— begin Data extract —

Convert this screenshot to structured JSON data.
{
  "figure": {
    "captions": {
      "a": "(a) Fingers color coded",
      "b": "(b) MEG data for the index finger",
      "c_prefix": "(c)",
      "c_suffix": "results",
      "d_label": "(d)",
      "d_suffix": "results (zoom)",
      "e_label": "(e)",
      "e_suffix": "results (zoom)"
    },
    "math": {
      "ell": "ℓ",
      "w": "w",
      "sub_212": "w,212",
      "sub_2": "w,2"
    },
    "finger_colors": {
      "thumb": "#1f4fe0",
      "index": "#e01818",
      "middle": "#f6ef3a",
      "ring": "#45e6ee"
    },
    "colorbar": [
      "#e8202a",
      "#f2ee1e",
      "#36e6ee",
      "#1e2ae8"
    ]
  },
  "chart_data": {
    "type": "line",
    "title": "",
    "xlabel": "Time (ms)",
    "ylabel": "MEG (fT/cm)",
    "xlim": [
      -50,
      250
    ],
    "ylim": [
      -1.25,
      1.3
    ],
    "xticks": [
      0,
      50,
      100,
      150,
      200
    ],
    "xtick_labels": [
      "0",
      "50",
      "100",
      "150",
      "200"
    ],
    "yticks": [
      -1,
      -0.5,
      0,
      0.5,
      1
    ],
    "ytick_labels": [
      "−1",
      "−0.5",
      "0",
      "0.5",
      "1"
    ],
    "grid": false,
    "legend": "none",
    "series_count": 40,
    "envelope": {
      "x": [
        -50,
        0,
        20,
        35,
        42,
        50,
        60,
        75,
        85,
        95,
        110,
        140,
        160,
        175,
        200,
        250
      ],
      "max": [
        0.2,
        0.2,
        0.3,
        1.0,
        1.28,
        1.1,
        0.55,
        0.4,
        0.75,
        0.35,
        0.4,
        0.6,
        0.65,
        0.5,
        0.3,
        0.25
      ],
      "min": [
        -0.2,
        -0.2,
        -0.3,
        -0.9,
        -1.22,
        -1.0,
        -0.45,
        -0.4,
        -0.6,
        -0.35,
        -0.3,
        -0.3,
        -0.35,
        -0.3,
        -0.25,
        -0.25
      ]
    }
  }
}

— end Data extract —

Required task
What do the records say? Quote them all exactly.

Completed task
Convert this screenshot to structured JSON data.
{
  "figure": {
    "captions": {
      "a": "(a) Fingers color coded",
      "b": "(b) MEG data for the index finger",
      "c_prefix": "(c)",
      "c_suffix": "results",
      "d_label": "(d)",
      "d_suffix": "results (zoom)",
      "e_label": "(e)",
      "e_suffix": "results (zoom)"
    },
    "math": {
      "ell": "ℓ",
      "w": "w",
      "sub_212": "w,212",
      "sub_2": "w,2"
    },
    "finger_colors": {
      "thumb": "#1f4fe0",
      "index": "#e01818",
      "middle": "#f6ef3a",
      "ring": "#45e6ee"
    },
    "colorbar": [
      "#e8202a",
      "#f2ee1e",
      "#36e6ee",
      "#1e2ae8"
    ]
  },
  "chart_data": {
    "type": "line",
    "title": "",
    "xlabel": "Time (ms)",
    "ylabel": "MEG (fT/cm)",
    "xlim": [
      -50,
      250
    ],
    "ylim": [
      -1.25,
      1.3
    ],
    "xticks": [
      0,
      50,
      100,
      150,
      200
    ],
    "xtick_labels": [
      "0",
      "50",
      "100",
      "150",
      "200"
    ],
    "yticks": [
      -1,
      -0.5,
      0,
      0.5,
      1
    ],
    "ytick_labels": [
      "−1",
      "−0.5",
      "0",
      "0.5",
      "1"
    ],
    "grid": false,
    "legend": "none",
    "series_count": 40,
    "envelope": {
      "x": [
        -50,
        0,
        20,
        35,
        42,
        50,
        60,
        75,
        85,
        95,
        110,
        140,
        160,
        175,
        200,
        250
      ],
      "max": [
        0.2,
        0.2,
        0.3,
        1.0,
        1.28,
        1.1,
        0.55,
        0.4,
        0.75,
        0.35,
        0.4,
        0.6,
        0.65,
        0.5,
        0.3,
        0.25
      ],
      "min": [
        -0.2,
        -0.2,
        -0.3,
        -0.9,
        -1.22,
        -1.0,
        -0.45,
        -0.4,
        -0.6,
        -0.35,
        -0.3,
        -0.3,
        -0.35,
        -0.3,
        -0.25,
        -0.25
      ]
    }
  }
}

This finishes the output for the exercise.